• WHAT IS EXPECTED: Copy every entry exactly as given, minus the images.

• Saved entries:
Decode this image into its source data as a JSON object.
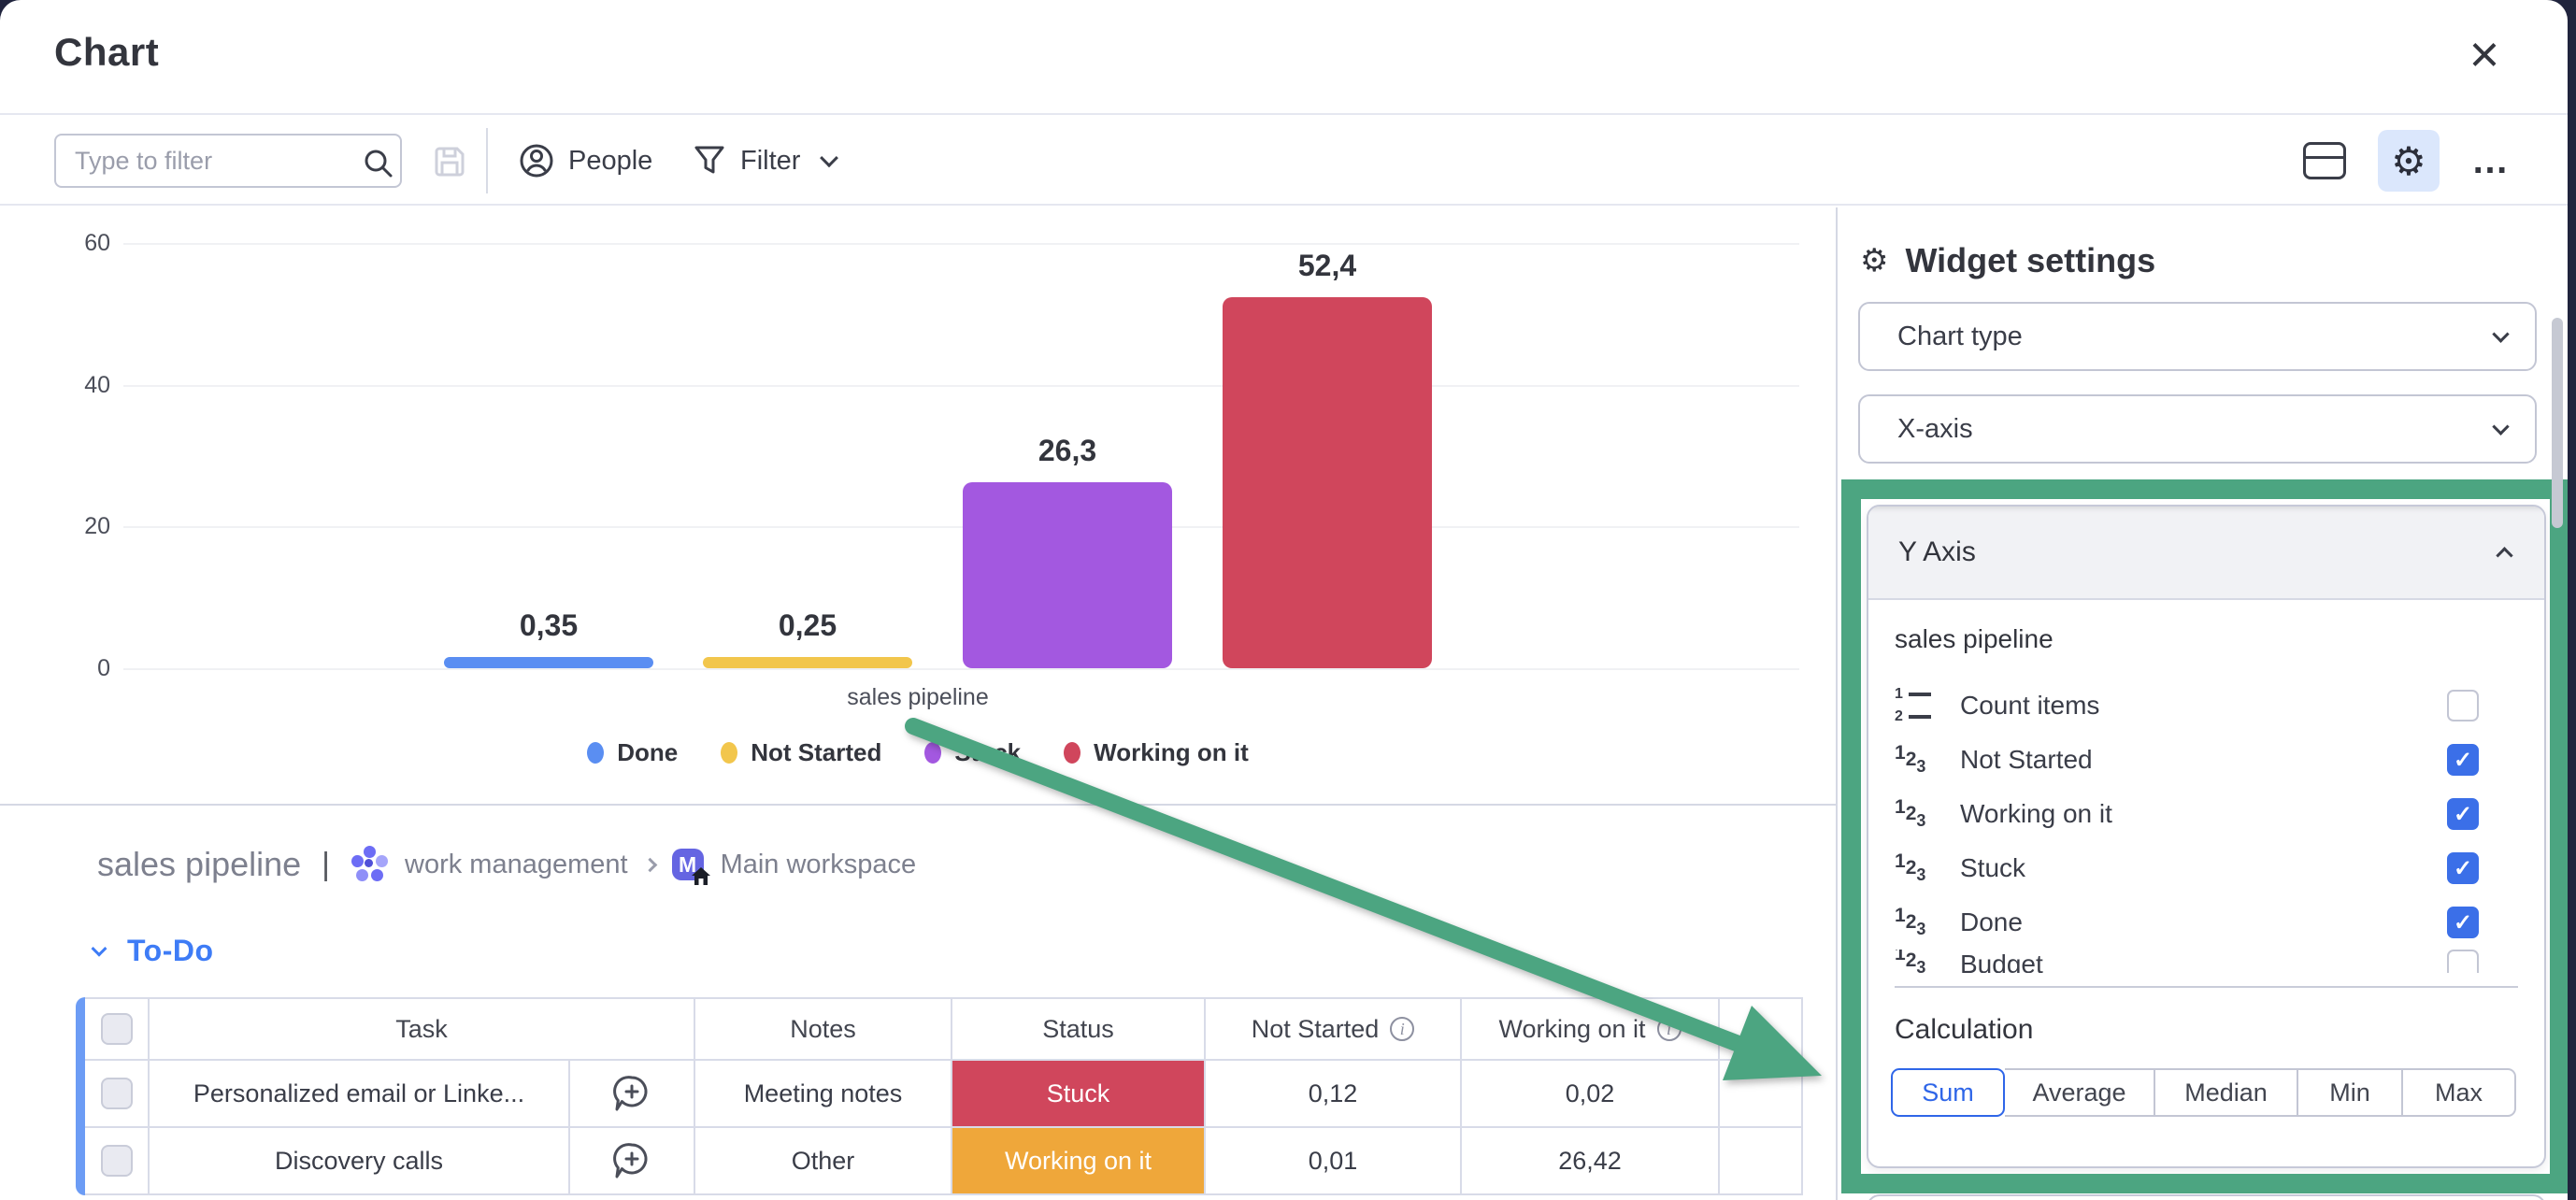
{
  "header": {
    "title": "Chart",
    "close_glyph": "×"
  },
  "toolbar": {
    "filter_placeholder": "Type to filter",
    "people_label": "People",
    "filter_label": "Filter",
    "ellipsis": "…",
    "gear_glyph": "⚙"
  },
  "chart_data": {
    "type": "bar",
    "categories": [
      "Done",
      "Not Started",
      "Stuck",
      "Working on it"
    ],
    "values": [
      0.35,
      0.25,
      26.3,
      52.4
    ],
    "value_labels": [
      "0,35",
      "0,25",
      "26,3",
      "52,4"
    ],
    "colors": [
      "#5a8ef2",
      "#f2c64c",
      "#a358e0",
      "#d0465c"
    ],
    "title": "",
    "xlabel": "sales pipeline",
    "ylabel": "",
    "ylim": [
      0,
      60
    ],
    "y_ticks": [
      0,
      20,
      40,
      60
    ],
    "grid": true,
    "legend_position": "bottom"
  },
  "board": {
    "name": "sales pipeline",
    "separator": "|",
    "app_name": "work management",
    "workspace_name": "Main workspace",
    "avatar_letter": "M",
    "group_name": "To-Do",
    "table": {
      "headers": {
        "task": "Task",
        "notes": "Notes",
        "status": "Status",
        "not_started": "Not Started",
        "working_on_it": "Working on it",
        "info_glyph": "i"
      },
      "rows": [
        {
          "task": "Personalized email or Linke...",
          "notes": "Meeting notes",
          "status": "Stuck",
          "status_color": "#d0465c",
          "not_started": "0,12",
          "working_on_it": "0,02"
        },
        {
          "task": "Discovery calls",
          "notes": "Other",
          "status": "Working on it",
          "status_color": "#efa73a",
          "not_started": "0,01",
          "working_on_it": "26,42"
        }
      ]
    }
  },
  "panel": {
    "title": "Widget settings",
    "chart_type_label": "Chart type",
    "x_axis_label": "X-axis",
    "y_axis": {
      "title": "Y Axis",
      "column_group": "sales pipeline",
      "items": [
        {
          "label": "Count items",
          "checked": false,
          "icon": "count",
          "partial": false
        },
        {
          "label": "Not Started",
          "checked": true,
          "icon": "numbers",
          "partial": false
        },
        {
          "label": "Working on it",
          "checked": true,
          "icon": "numbers",
          "partial": false
        },
        {
          "label": "Stuck",
          "checked": true,
          "icon": "numbers",
          "partial": false
        },
        {
          "label": "Done",
          "checked": true,
          "icon": "numbers",
          "partial": false
        },
        {
          "label": "Budget",
          "checked": false,
          "icon": "numbers",
          "partial": true
        }
      ],
      "check_glyph": "✓",
      "calculation_label": "Calculation",
      "calculations": [
        "Sum",
        "Average",
        "Median",
        "Min",
        "Max"
      ],
      "selected_calculation": "Sum"
    },
    "annotation_color": "#4CA581"
  }
}
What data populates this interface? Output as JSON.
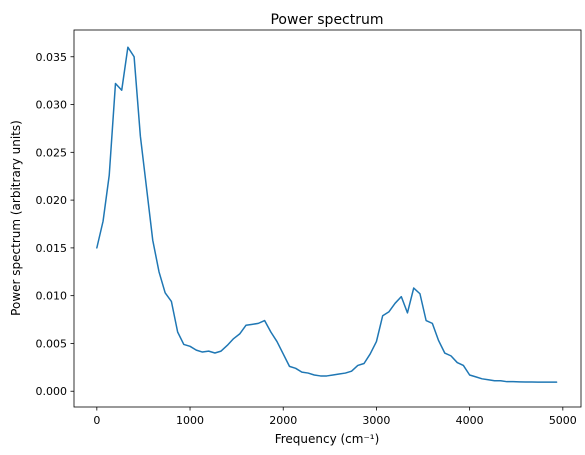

• PROBLEM SOLUTION:
Decode this image into its source data as a JSON object.
{
  "header": {
    "title": "Chart",
    "close_glyph": "×"
  },
  "toolbar": {
    "filter_placeholder": "Type to filter",
    "people_label": "People",
    "filter_label": "Filter",
    "ellipsis": "…",
    "gear_glyph": "⚙"
  },
  "chart_data": {
    "type": "bar",
    "categories": [
      "Done",
      "Not Started",
      "Stuck",
      "Working on it"
    ],
    "values": [
      0.35,
      0.25,
      26.3,
      52.4
    ],
    "value_labels": [
      "0,35",
      "0,25",
      "26,3",
      "52,4"
    ],
    "colors": [
      "#5a8ef2",
      "#f2c64c",
      "#a358e0",
      "#d0465c"
    ],
    "title": "",
    "xlabel": "sales pipeline",
    "ylabel": "",
    "ylim": [
      0,
      60
    ],
    "y_ticks": [
      0,
      20,
      40,
      60
    ],
    "grid": true,
    "legend_position": "bottom"
  },
  "board": {
    "name": "sales pipeline",
    "separator": "|",
    "app_name": "work management",
    "workspace_name": "Main workspace",
    "avatar_letter": "M",
    "group_name": "To-Do",
    "table": {
      "headers": {
        "task": "Task",
        "notes": "Notes",
        "status": "Status",
        "not_started": "Not Started",
        "working_on_it": "Working on it",
        "info_glyph": "i"
      },
      "rows": [
        {
          "task": "Personalized email or Linke...",
          "notes": "Meeting notes",
          "status": "Stuck",
          "status_color": "#d0465c",
          "not_started": "0,12",
          "working_on_it": "0,02"
        },
        {
          "task": "Discovery calls",
          "notes": "Other",
          "status": "Working on it",
          "status_color": "#efa73a",
          "not_started": "0,01",
          "working_on_it": "26,42"
        }
      ]
    }
  },
  "panel": {
    "title": "Widget settings",
    "chart_type_label": "Chart type",
    "x_axis_label": "X-axis",
    "y_axis": {
      "title": "Y Axis",
      "column_group": "sales pipeline",
      "items": [
        {
          "label": "Count items",
          "checked": false,
          "icon": "count",
          "partial": false
        },
        {
          "label": "Not Started",
          "checked": true,
          "icon": "numbers",
          "partial": false
        },
        {
          "label": "Working on it",
          "checked": true,
          "icon": "numbers",
          "partial": false
        },
        {
          "label": "Stuck",
          "checked": true,
          "icon": "numbers",
          "partial": false
        },
        {
          "label": "Done",
          "checked": true,
          "icon": "numbers",
          "partial": false
        },
        {
          "label": "Budget",
          "checked": false,
          "icon": "numbers",
          "partial": true
        }
      ],
      "check_glyph": "✓",
      "calculation_label": "Calculation",
      "calculations": [
        "Sum",
        "Average",
        "Median",
        "Min",
        "Max"
      ],
      "selected_calculation": "Sum"
    },
    "annotation_color": "#4CA581"
  }
}
What data populates this interface? Output as JSON.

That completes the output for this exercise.